Extracted data entries
====================
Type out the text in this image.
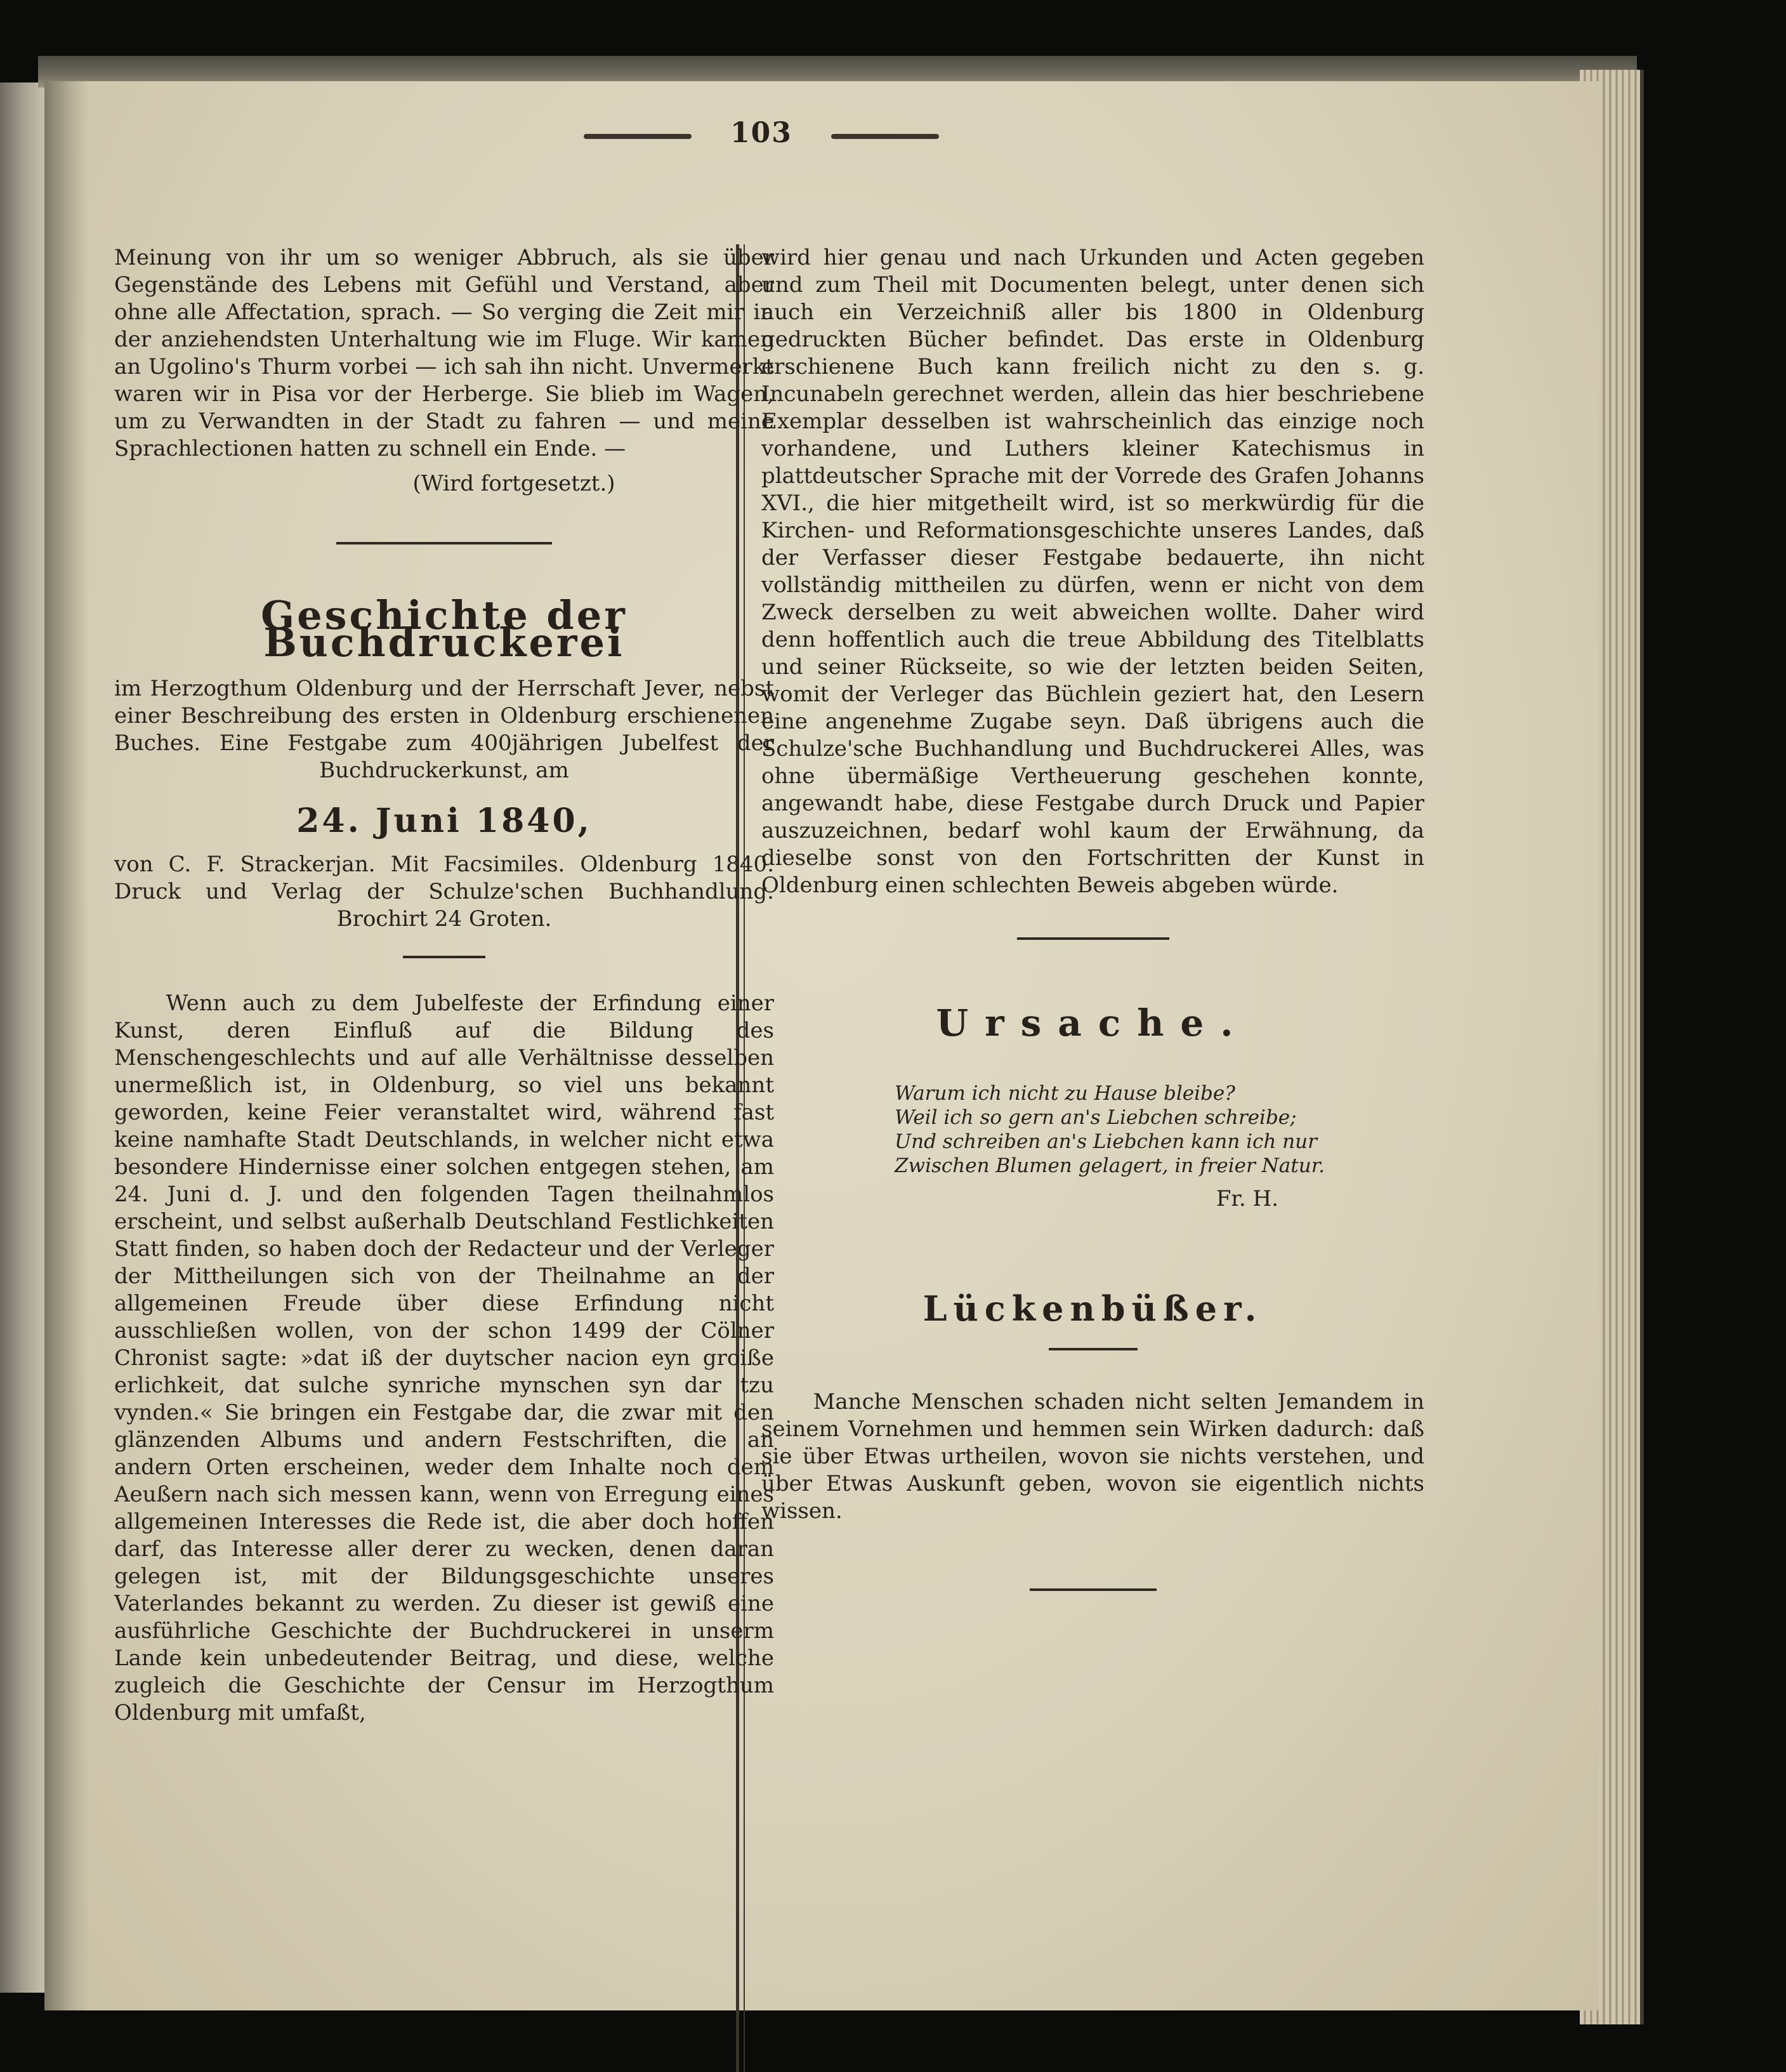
103

Meinung von ihr um so weniger Abbruch, als sie über Gegenstände des Lebens mit Gefühl und Verstand, aber ohne alle Affectation, sprach. — So verging die Zeit mir in der anziehendsten Unterhaltung wie im Fluge. Wir kamen an Ugolino's Thurm vorbei — ich sah ihn nicht. Unvermerkt waren wir in Pisa vor der Herberge. Sie blieb im Wagen, um zu Verwandten in der Stadt zu fahren — und meine Sprachlectionen hatten zu schnell ein Ende. —

(Wird fortgesetzt.)

Geschichte der Buchdruckerei

im Herzogthum Oldenburg und der Herrschaft Jever, nebst einer Beschreibung des ersten in Oldenburg erschienenen Buches. Eine Festgabe zum 400jährigen Jubelfest der Buchdruckerkunst, am

24. Juni 1840,

von C. F. Strackerjan. Mit Facsimiles. Oldenburg 1840. Druck und Verlag der Schulze'schen Buchhandlung. Brochirt 24 Groten.

Wenn auch zu dem Jubelfeste der Erfindung einer Kunst, deren Einfluß auf die Bildung des Menschengeschlechts und auf alle Verhältnisse desselben unermeßlich ist, in Oldenburg, so viel uns bekannt geworden, keine Feier veranstaltet wird, während fast keine namhafte Stadt Deutschlands, in welcher nicht etwa besondere Hindernisse einer solchen entgegen stehen, am 24. Juni d. J. und den folgenden Tagen theilnahmlos erscheint, und selbst außerhalb Deutschland Festlichkeiten Statt finden, so haben doch der Redacteur und der Verleger der Mittheilungen sich von der Theilnahme an der allgemeinen Freude über diese Erfindung nicht ausschließen wollen, von der schon 1499 der Cölner Chronist sagte: »dat iß der duytscher nacion eyn groiße erlichkeit, dat sulche synriche mynschen syn dar tzu vynden.« Sie bringen ein Festgabe dar, die zwar mit den glänzenden Albums und andern Festschriften, die an andern Orten erscheinen, weder dem Inhalte noch dem Aeußern nach sich messen kann, wenn von Erregung eines allgemeinen Interesses die Rede ist, die aber doch hoffen darf, das Interesse aller derer zu wecken, denen daran gelegen ist, mit der Bildungsgeschichte unseres Vaterlandes bekannt zu werden. Zu dieser ist gewiß eine ausführliche Geschichte der Buchdruckerei in unserm Lande kein unbedeutender Beitrag, und diese, welche zugleich die Geschichte der Censur im Herzogthum Oldenburg mit umfaßt,

wird hier genau und nach Urkunden und Acten gegeben und zum Theil mit Documenten belegt, unter denen sich auch ein Verzeichniß aller bis 1800 in Oldenburg gedruckten Bücher befindet. Das erste in Oldenburg erschienene Buch kann freilich nicht zu den s. g. Incunabeln gerechnet werden, allein das hier beschriebene Exemplar desselben ist wahrscheinlich das einzige noch vorhandene, und Luthers kleiner Katechismus in plattdeutscher Sprache mit der Vorrede des Grafen Johanns XVI., die hier mitgetheilt wird, ist so merkwürdig für die Kirchen- und Reformationsgeschichte unseres Landes, daß der Verfasser dieser Festgabe bedauerte, ihn nicht vollständig mittheilen zu dürfen, wenn er nicht von dem Zweck derselben zu weit abweichen wollte. Daher wird denn hoffentlich auch die treue Abbildung des Titelblatts und seiner Rückseite, so wie der letzten beiden Seiten, womit der Verleger das Büchlein geziert hat, den Lesern eine angenehme Zugabe seyn. Daß übrigens auch die Schulze'sche Buchhandlung und Buchdruckerei Alles, was ohne übermäßige Vertheuerung geschehen konnte, angewandt habe, diese Festgabe durch Druck und Papier auszuzeichnen, bedarf wohl kaum der Erwähnung, da dieselbe sonst von den Fortschritten der Kunst in Oldenburg einen schlechten Beweis abgeben würde.

Ursache.
Warum ich nicht zu Hause bleibe?
Weil ich so gern an's Liebchen schreibe;
Und schreiben an's Liebchen kann ich nur
Zwischen Blumen gelagert, in freier Natur.
Fr. H.
Lückenbüßer.

Manche Menschen schaden nicht selten Jemandem in seinem Vornehmen und hemmen sein Wirken dadurch: daß sie über Etwas urtheilen, wovon sie nichts verstehen, und über Etwas Auskunft geben, wovon sie eigentlich nichts wissen.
====================
PROBLEM TO WORK ON
Repeat every record precisely. Any picture among them stays out of the copy.

FINISHED EXERCISE
Type out the text in this image.
103

Meinung von ihr um so weniger Abbruch, als sie über Gegenstände des Lebens mit Gefühl und Verstand, aber ohne alle Affectation, sprach. — So verging die Zeit mir in der anziehendsten Unterhaltung wie im Fluge. Wir kamen an Ugolino's Thurm vorbei — ich sah ihn nicht. Unvermerkt waren wir in Pisa vor der Herberge. Sie blieb im Wagen, um zu Verwandten in der Stadt zu fahren — und meine Sprachlectionen hatten zu schnell ein Ende. —

(Wird fortgesetzt.)

Geschichte der Buchdruckerei

im Herzogthum Oldenburg und der Herrschaft Jever, nebst einer Beschreibung des ersten in Oldenburg erschienenen Buches. Eine Festgabe zum 400jährigen Jubelfest der Buchdruckerkunst, am

24. Juni 1840,

von C. F. Strackerjan. Mit Facsimiles. Oldenburg 1840. Druck und Verlag der Schulze'schen Buchhandlung. Brochirt 24 Groten.

Wenn auch zu dem Jubelfeste der Erfindung einer Kunst, deren Einfluß auf die Bildung des Menschengeschlechts und auf alle Verhältnisse desselben unermeßlich ist, in Oldenburg, so viel uns bekannt geworden, keine Feier veranstaltet wird, während fast keine namhafte Stadt Deutschlands, in welcher nicht etwa besondere Hindernisse einer solchen entgegen stehen, am 24. Juni d. J. und den folgenden Tagen theilnahmlos erscheint, und selbst außerhalb Deutschland Festlichkeiten Statt finden, so haben doch der Redacteur und der Verleger der Mittheilungen sich von der Theilnahme an der allgemeinen Freude über diese Erfindung nicht ausschließen wollen, von der schon 1499 der Cölner Chronist sagte: »dat iß der duytscher nacion eyn groiße erlichkeit, dat sulche synriche mynschen syn dar tzu vynden.« Sie bringen ein Festgabe dar, die zwar mit den glänzenden Albums und andern Festschriften, die an andern Orten erscheinen, weder dem Inhalte noch dem Aeußern nach sich messen kann, wenn von Erregung eines allgemeinen Interesses die Rede ist, die aber doch hoffen darf, das Interesse aller derer zu wecken, denen daran gelegen ist, mit der Bildungsgeschichte unseres Vaterlandes bekannt zu werden. Zu dieser ist gewiß eine ausführliche Geschichte der Buchdruckerei in unserm Lande kein unbedeutender Beitrag, und diese, welche zugleich die Geschichte der Censur im Herzogthum Oldenburg mit umfaßt,

wird hier genau und nach Urkunden und Acten gegeben und zum Theil mit Documenten belegt, unter denen sich auch ein Verzeichniß aller bis 1800 in Oldenburg gedruckten Bücher befindet. Das erste in Oldenburg erschienene Buch kann freilich nicht zu den s. g. Incunabeln gerechnet werden, allein das hier beschriebene Exemplar desselben ist wahrscheinlich das einzige noch vorhandene, und Luthers kleiner Katechismus in plattdeutscher Sprache mit der Vorrede des Grafen Johanns XVI., die hier mitgetheilt wird, ist so merkwürdig für die Kirchen- und Reformationsgeschichte unseres Landes, daß der Verfasser dieser Festgabe bedauerte, ihn nicht vollständig mittheilen zu dürfen, wenn er nicht von dem Zweck derselben zu weit abweichen wollte. Daher wird denn hoffentlich auch die treue Abbildung des Titelblatts und seiner Rückseite, so wie der letzten beiden Seiten, womit der Verleger das Büchlein geziert hat, den Lesern eine angenehme Zugabe seyn. Daß übrigens auch die Schulze'sche Buchhandlung und Buchdruckerei Alles, was ohne übermäßige Vertheuerung geschehen konnte, angewandt habe, diese Festgabe durch Druck und Papier auszuzeichnen, bedarf wohl kaum der Erwähnung, da dieselbe sonst von den Fortschritten der Kunst in Oldenburg einen schlechten Beweis abgeben würde.

Ursache.
Warum ich nicht zu Hause bleibe?
Weil ich so gern an's Liebchen schreibe;
Und schreiben an's Liebchen kann ich nur
Zwischen Blumen gelagert, in freier Natur.
Fr. H.
Lückenbüßer.

Manche Menschen schaden nicht selten Jemandem in seinem Vornehmen und hemmen sein Wirken dadurch: daß sie über Etwas urtheilen, wovon sie nichts verstehen, und über Etwas Auskunft geben, wovon sie eigentlich nichts wissen.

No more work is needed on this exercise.